## TASK PROMPT:
Go through the listing and set it down exactly, leaving out its pictures.

══ DATA EXCERPTS

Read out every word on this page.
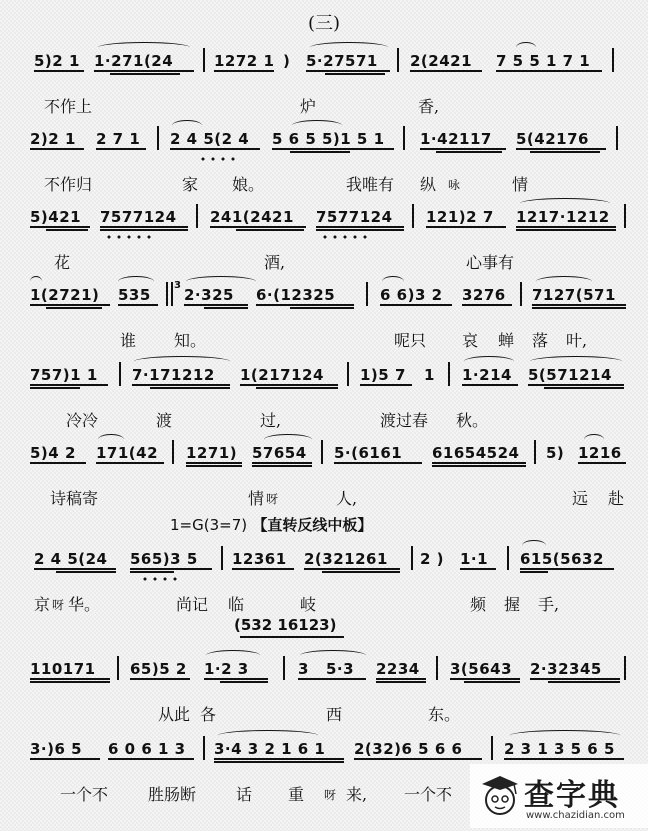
(三)
5)2 1 1·271(24	1272 1 ) 5·27571 2(2421 7 5 5 1 7 1
不作上	炉	香,
2)2 1 2 7 1 2 4 5(2 4 5 6 5 5)1 5 1 1·42117 5(42176
不作归	家 娘。	我唯有 纵 咏	情
5)421 7577124 241(2421 7577124 121)2 7 1217·1212
花	酒,	心事有
1(2721) 535
3
2·325 6·(12325	6 6)3 2 3276 7127(571
谁 知。	呢只 哀 蝉 落 叶,
757)1 1 7·171212 1(217124 1)5 7 1 1·214 5(571214
冷冷	渡	过,	渡过春 秋。
5)4 2 171(42 1271) 57654 5·(6161 61654524 5) 1216
诗稿寄	情 呀	人,	远 赴
1=G(3=7) 【直转反线中板】
2 4 5(24 565)3 5 12361 2(321261 2 ) 1·1 615(5632
京 呀 华。	尚记 临	岐	频 握 手,
(532 16123)
110171 65)5 2 1·2 3	3 5·3 2234 3(5643 2·32345
从此 各	西	东。
3·)6 5 6 0 6 1 3 3·4 3 2 1 6 1 2(32)6 5 6 6	2 3 1 3 5 6 5
一个不 胜肠断 话 重 呀 来, 一个不 查字典
www.chazidian.com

════

## REPLY:
Read out every word on this page.
(三)
5)2 1 1·271(24	1272 1 ) 5·27571 2(2421 7 5 5 1 7 1
不作上	炉	香,
2)2 1 2 7 1 2 4 5(2 4 5 6 5 5)1 5 1 1·42117 5(42176
不作归	家 娘。	我唯有 纵 咏	情
5)421 7577124 241(2421 7577124 121)2 7 1217·1212
花	酒,	心事有
1(2721) 535
3
2·325 6·(12325	6 6)3 2 3276 7127(571
谁 知。	呢只 哀 蝉 落 叶,
757)1 1 7·171212 1(217124 1)5 7 1 1·214 5(571214
冷冷	渡	过,	渡过春 秋。
5)4 2 171(42 1271) 57654 5·(6161 61654524 5) 1216
诗稿寄	情 呀	人,	远 赴
1=G(3=7) 【直转反线中板】
2 4 5(24 565)3 5 12361 2(321261 2 ) 1·1 615(5632
京 呀 华。	尚记 临	岐	频 握 手,
(532 16123)
110171 65)5 2 1·2 3	3 5·3 2234 3(5643 2·32345
从此 各	西	东。
3·)6 5 6 0 6 1 3 3·4 3 2 1 6 1 2(32)6 5 6 6	2 3 1 3 5 6 5
一个不 胜肠断 话 重 呀 来, 一个不 查字典
www.chazidian.com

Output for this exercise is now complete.